DIRECTIONS FOR THIS TASK = Take the data below and repeat it exactly.

INPUT RECORDS =
____

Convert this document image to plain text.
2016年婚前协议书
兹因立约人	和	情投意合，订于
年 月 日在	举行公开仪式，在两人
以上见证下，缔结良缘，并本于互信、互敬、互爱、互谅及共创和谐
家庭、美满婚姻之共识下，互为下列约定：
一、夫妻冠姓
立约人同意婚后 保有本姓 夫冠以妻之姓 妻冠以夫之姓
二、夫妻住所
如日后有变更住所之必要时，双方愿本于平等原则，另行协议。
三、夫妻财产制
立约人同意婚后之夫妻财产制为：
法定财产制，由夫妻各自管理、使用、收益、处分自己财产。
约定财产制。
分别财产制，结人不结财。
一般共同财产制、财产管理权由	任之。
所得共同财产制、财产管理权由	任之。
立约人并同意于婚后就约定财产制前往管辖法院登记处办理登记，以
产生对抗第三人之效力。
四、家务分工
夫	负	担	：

____

COMPLETED EXERCISE =
Convert this document image to plain text.
2016年婚前协议书
兹因立约人	和	情投意合，订于
年 月 日在	举行公开仪式，在两人
以上见证下，缔结良缘，并本于互信、互敬、互爱、互谅及共创和谐
家庭、美满婚姻之共识下，互为下列约定：
一、夫妻冠姓
立约人同意婚后 保有本姓 夫冠以妻之姓 妻冠以夫之姓
二、夫妻住所
如日后有变更住所之必要时，双方愿本于平等原则，另行协议。
三、夫妻财产制
立约人同意婚后之夫妻财产制为：
法定财产制，由夫妻各自管理、使用、收益、处分自己财产。
约定财产制。
分别财产制，结人不结财。
一般共同财产制、财产管理权由	任之。
所得共同财产制、财产管理权由	任之。
立约人并同意于婚后就约定财产制前往管辖法院登记处办理登记，以
产生对抗第三人之效力。
四、家务分工
夫	负	担	：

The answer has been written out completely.